Given records

- - - -

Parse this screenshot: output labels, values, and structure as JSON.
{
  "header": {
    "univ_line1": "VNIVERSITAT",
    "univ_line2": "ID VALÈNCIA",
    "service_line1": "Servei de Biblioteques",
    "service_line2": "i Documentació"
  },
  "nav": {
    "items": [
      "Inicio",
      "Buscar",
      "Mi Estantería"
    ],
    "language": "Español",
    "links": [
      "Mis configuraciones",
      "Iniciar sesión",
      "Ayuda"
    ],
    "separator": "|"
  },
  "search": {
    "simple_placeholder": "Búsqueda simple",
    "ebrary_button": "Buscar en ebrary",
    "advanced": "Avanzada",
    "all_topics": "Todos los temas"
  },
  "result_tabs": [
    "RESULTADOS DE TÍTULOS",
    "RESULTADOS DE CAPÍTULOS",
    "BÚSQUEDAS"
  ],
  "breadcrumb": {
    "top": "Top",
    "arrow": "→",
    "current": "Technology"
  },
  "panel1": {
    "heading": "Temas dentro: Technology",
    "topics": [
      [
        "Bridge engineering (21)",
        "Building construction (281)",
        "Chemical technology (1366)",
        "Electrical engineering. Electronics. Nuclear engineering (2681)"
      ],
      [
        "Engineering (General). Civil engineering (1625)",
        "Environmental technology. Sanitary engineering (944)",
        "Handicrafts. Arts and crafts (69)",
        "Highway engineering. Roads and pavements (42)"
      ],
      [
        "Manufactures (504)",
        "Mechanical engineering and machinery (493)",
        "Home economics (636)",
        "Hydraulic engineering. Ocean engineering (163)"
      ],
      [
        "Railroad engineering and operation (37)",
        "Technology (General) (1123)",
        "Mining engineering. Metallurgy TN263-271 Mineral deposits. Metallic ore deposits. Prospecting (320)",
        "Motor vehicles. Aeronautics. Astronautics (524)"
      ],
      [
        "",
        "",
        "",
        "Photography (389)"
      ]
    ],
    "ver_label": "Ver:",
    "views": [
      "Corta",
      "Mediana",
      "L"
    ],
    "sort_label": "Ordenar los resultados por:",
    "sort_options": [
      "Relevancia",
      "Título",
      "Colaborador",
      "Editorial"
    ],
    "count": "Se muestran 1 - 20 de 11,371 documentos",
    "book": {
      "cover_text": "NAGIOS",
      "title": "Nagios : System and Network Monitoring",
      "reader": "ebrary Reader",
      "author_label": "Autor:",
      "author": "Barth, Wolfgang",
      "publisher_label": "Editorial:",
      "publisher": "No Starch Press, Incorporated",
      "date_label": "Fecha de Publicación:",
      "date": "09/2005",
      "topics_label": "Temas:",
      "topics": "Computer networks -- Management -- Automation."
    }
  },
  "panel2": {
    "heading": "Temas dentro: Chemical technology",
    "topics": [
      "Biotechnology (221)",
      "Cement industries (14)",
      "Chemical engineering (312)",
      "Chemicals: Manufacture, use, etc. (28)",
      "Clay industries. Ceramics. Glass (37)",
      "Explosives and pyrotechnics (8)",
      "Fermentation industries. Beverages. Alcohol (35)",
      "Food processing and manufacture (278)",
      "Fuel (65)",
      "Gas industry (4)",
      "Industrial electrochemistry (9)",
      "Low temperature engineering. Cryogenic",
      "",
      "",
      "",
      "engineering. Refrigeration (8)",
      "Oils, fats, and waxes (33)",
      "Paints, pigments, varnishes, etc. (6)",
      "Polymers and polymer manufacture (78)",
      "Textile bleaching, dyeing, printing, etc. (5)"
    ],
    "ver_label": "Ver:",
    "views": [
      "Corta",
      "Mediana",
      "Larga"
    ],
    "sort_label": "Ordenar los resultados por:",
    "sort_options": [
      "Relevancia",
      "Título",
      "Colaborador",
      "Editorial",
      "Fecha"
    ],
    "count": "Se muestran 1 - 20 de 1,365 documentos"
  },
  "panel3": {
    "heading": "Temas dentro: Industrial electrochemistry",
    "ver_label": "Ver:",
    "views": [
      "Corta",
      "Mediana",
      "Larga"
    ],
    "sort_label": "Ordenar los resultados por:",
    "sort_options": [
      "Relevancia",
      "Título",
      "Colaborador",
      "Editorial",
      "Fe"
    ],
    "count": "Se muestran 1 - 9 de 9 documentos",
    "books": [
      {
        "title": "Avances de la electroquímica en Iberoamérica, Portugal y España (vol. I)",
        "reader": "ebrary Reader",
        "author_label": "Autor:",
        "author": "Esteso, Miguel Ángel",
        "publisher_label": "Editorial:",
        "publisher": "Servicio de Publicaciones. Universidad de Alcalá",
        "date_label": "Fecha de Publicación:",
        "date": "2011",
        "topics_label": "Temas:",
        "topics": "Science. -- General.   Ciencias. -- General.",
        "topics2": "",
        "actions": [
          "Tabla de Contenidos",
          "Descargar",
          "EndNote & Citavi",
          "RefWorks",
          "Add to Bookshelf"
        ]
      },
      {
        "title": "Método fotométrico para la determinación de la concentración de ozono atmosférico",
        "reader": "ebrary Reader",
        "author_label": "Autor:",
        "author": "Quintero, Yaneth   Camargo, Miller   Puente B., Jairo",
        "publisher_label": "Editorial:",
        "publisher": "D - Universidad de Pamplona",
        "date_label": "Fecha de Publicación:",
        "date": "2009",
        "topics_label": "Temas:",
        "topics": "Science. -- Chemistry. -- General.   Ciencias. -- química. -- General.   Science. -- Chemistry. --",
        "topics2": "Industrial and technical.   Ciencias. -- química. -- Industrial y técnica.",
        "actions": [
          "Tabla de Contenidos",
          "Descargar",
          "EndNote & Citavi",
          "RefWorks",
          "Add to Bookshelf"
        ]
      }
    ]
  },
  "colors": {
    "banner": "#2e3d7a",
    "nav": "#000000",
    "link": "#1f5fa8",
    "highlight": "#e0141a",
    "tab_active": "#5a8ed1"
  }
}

- - - -

Given problem
All of the entries should be written out again exactly.

Finished exercise
Parse this screenshot: output labels, values, and structure as JSON.
{
  "header": {
    "univ_line1": "VNIVERSITAT",
    "univ_line2": "ID VALÈNCIA",
    "service_line1": "Servei de Biblioteques",
    "service_line2": "i Documentació"
  },
  "nav": {
    "items": [
      "Inicio",
      "Buscar",
      "Mi Estantería"
    ],
    "language": "Español",
    "links": [
      "Mis configuraciones",
      "Iniciar sesión",
      "Ayuda"
    ],
    "separator": "|"
  },
  "search": {
    "simple_placeholder": "Búsqueda simple",
    "ebrary_button": "Buscar en ebrary",
    "advanced": "Avanzada",
    "all_topics": "Todos los temas"
  },
  "result_tabs": [
    "RESULTADOS DE TÍTULOS",
    "RESULTADOS DE CAPÍTULOS",
    "BÚSQUEDAS"
  ],
  "breadcrumb": {
    "top": "Top",
    "arrow": "→",
    "current": "Technology"
  },
  "panel1": {
    "heading": "Temas dentro: Technology",
    "topics": [
      [
        "Bridge engineering (21)",
        "Building construction (281)",
        "Chemical technology (1366)",
        "Electrical engineering. Electronics. Nuclear engineering (2681)"
      ],
      [
        "Engineering (General). Civil engineering (1625)",
        "Environmental technology. Sanitary engineering (944)",
        "Handicrafts. Arts and crafts (69)",
        "Highway engineering. Roads and pavements (42)"
      ],
      [
        "Manufactures (504)",
        "Mechanical engineering and machinery (493)",
        "Home economics (636)",
        "Hydraulic engineering. Ocean engineering (163)"
      ],
      [
        "Railroad engineering and operation (37)",
        "Technology (General) (1123)",
        "Mining engineering. Metallurgy TN263-271 Mineral deposits. Metallic ore deposits. Prospecting (320)",
        "Motor vehicles. Aeronautics. Astronautics (524)"
      ],
      [
        "",
        "",
        "",
        "Photography (389)"
      ]
    ],
    "ver_label": "Ver:",
    "views": [
      "Corta",
      "Mediana",
      "L"
    ],
    "sort_label": "Ordenar los resultados por:",
    "sort_options": [
      "Relevancia",
      "Título",
      "Colaborador",
      "Editorial"
    ],
    "count": "Se muestran 1 - 20 de 11,371 documentos",
    "book": {
      "cover_text": "NAGIOS",
      "title": "Nagios : System and Network Monitoring",
      "reader": "ebrary Reader",
      "author_label": "Autor:",
      "author": "Barth, Wolfgang",
      "publisher_label": "Editorial:",
      "publisher": "No Starch Press, Incorporated",
      "date_label": "Fecha de Publicación:",
      "date": "09/2005",
      "topics_label": "Temas:",
      "topics": "Computer networks -- Management -- Automation."
    }
  },
  "panel2": {
    "heading": "Temas dentro: Chemical technology",
    "topics": [
      "Biotechnology (221)",
      "Cement industries (14)",
      "Chemical engineering (312)",
      "Chemicals: Manufacture, use, etc. (28)",
      "Clay industries. Ceramics. Glass (37)",
      "Explosives and pyrotechnics (8)",
      "Fermentation industries. Beverages. Alcohol (35)",
      "Food processing and manufacture (278)",
      "Fuel (65)",
      "Gas industry (4)",
      "Industrial electrochemistry (9)",
      "Low temperature engineering. Cryogenic",
      "",
      "",
      "",
      "engineering. Refrigeration (8)",
      "Oils, fats, and waxes (33)",
      "Paints, pigments, varnishes, etc. (6)",
      "Polymers and polymer manufacture (78)",
      "Textile bleaching, dyeing, printing, etc. (5)"
    ],
    "ver_label": "Ver:",
    "views": [
      "Corta",
      "Mediana",
      "Larga"
    ],
    "sort_label": "Ordenar los resultados por:",
    "sort_options": [
      "Relevancia",
      "Título",
      "Colaborador",
      "Editorial",
      "Fecha"
    ],
    "count": "Se muestran 1 - 20 de 1,365 documentos"
  },
  "panel3": {
    "heading": "Temas dentro: Industrial electrochemistry",
    "ver_label": "Ver:",
    "views": [
      "Corta",
      "Mediana",
      "Larga"
    ],
    "sort_label": "Ordenar los resultados por:",
    "sort_options": [
      "Relevancia",
      "Título",
      "Colaborador",
      "Editorial",
      "Fe"
    ],
    "count": "Se muestran 1 - 9 de 9 documentos",
    "books": [
      {
        "title": "Avances de la electroquímica en Iberoamérica, Portugal y España (vol. I)",
        "reader": "ebrary Reader",
        "author_label": "Autor:",
        "author": "Esteso, Miguel Ángel",
        "publisher_label": "Editorial:",
        "publisher": "Servicio de Publicaciones. Universidad de Alcalá",
        "date_label": "Fecha de Publicación:",
        "date": "2011",
        "topics_label": "Temas:",
        "topics": "Science. -- General.   Ciencias. -- General.",
        "topics2": "",
        "actions": [
          "Tabla de Contenidos",
          "Descargar",
          "EndNote & Citavi",
          "RefWorks",
          "Add to Bookshelf"
        ]
      },
      {
        "title": "Método fotométrico para la determinación de la concentración de ozono atmosférico",
        "reader": "ebrary Reader",
        "author_label": "Autor:",
        "author": "Quintero, Yaneth   Camargo, Miller   Puente B., Jairo",
        "publisher_label": "Editorial:",
        "publisher": "D - Universidad de Pamplona",
        "date_label": "Fecha de Publicación:",
        "date": "2009",
        "topics_label": "Temas:",
        "topics": "Science. -- Chemistry. -- General.   Ciencias. -- química. -- General.   Science. -- Chemistry. --",
        "topics2": "Industrial and technical.   Ciencias. -- química. -- Industrial y técnica.",
        "actions": [
          "Tabla de Contenidos",
          "Descargar",
          "EndNote & Citavi",
          "RefWorks",
          "Add to Bookshelf"
        ]
      }
    ]
  },
  "colors": {
    "banner": "#2e3d7a",
    "nav": "#000000",
    "link": "#1f5fa8",
    "highlight": "#e0141a",
    "tab_active": "#5a8ed1"
  }
}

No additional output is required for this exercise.